-- start of INFORMATION PROVIDED --
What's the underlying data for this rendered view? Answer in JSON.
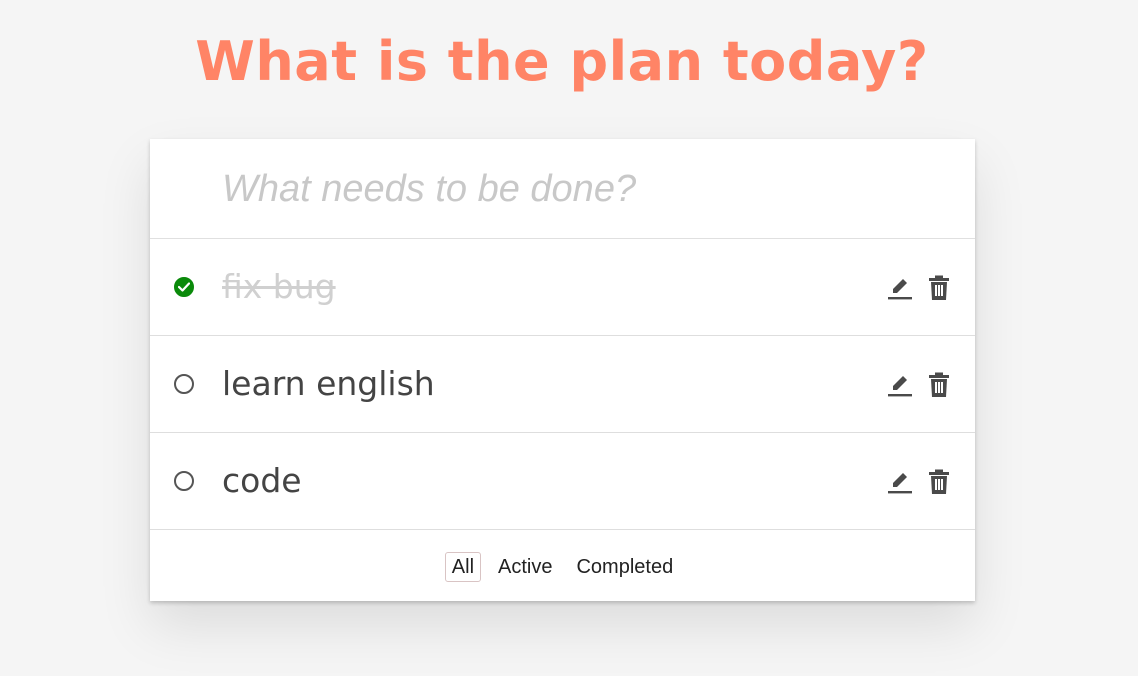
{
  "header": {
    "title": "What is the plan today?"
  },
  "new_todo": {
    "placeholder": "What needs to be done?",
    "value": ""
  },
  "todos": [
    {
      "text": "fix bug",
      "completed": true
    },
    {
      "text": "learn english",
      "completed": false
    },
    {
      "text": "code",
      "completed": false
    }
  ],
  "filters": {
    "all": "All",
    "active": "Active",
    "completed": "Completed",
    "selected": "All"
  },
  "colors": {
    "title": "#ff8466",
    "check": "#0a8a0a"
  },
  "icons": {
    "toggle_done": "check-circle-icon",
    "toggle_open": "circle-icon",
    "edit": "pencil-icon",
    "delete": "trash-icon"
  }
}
-- end of INFORMATION PROVIDED --
§ REQUIREMENT
In the listing above, find each line with the word "title" and copy it.

§ FULL SOLUTION
    "title": "What is the plan today?"
    "title": "#ff8466",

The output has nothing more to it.